== Data rows
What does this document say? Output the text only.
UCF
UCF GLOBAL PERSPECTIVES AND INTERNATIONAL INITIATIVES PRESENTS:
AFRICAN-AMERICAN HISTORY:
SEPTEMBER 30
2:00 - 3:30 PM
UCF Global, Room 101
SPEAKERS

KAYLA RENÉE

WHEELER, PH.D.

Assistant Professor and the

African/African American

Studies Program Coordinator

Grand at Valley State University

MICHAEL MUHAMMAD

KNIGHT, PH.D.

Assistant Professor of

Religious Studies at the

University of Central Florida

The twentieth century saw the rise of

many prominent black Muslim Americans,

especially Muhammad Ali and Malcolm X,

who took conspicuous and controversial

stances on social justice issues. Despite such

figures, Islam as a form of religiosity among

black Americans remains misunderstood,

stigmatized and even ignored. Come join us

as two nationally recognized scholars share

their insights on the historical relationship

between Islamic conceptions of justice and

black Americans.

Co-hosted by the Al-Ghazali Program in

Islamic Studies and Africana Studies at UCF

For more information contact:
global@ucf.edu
====
== Data rows
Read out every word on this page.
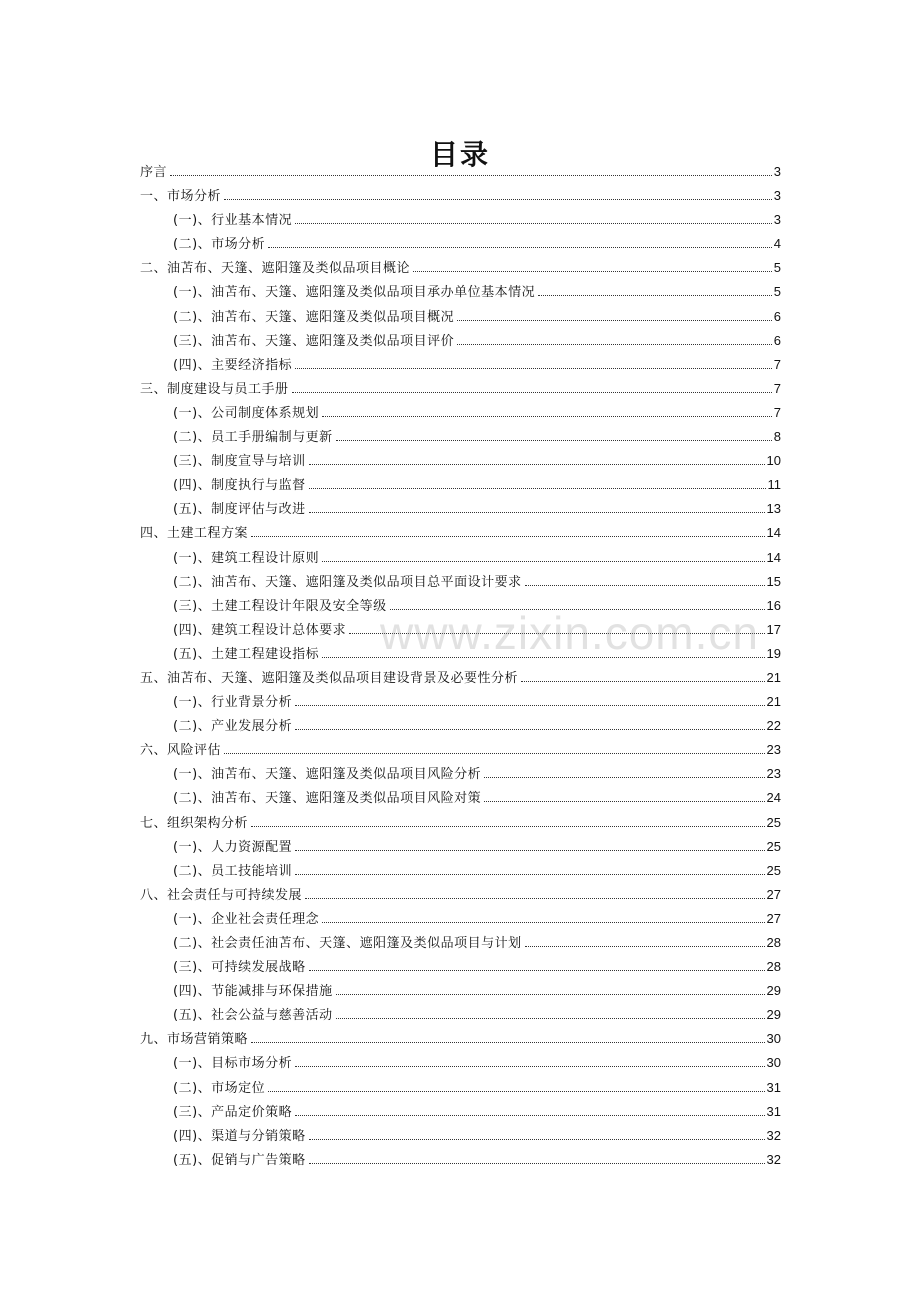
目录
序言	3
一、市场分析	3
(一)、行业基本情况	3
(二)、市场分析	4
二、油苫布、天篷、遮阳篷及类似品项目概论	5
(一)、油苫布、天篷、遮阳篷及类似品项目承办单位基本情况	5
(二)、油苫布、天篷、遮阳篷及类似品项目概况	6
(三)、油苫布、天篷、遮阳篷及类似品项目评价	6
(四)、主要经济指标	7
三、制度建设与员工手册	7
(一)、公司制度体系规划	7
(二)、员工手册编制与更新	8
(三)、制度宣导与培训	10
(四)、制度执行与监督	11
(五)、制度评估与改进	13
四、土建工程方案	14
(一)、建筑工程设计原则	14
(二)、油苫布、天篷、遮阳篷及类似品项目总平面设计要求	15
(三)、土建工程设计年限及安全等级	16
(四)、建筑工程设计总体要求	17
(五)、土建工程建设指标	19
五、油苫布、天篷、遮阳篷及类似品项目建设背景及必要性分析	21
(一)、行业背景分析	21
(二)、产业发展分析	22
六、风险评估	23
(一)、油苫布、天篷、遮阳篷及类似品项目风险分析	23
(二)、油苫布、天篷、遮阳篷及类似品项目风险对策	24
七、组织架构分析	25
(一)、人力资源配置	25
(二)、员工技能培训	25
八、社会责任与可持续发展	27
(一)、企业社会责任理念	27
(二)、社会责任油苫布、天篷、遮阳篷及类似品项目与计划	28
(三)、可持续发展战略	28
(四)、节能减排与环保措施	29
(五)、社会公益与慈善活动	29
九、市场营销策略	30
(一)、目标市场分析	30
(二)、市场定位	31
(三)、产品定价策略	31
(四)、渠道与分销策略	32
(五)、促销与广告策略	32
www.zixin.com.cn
====
● **Work to be completed**
Check each line in the records for the word "Professor" and say how many have it, with nothing else.

● **Problem solution**
2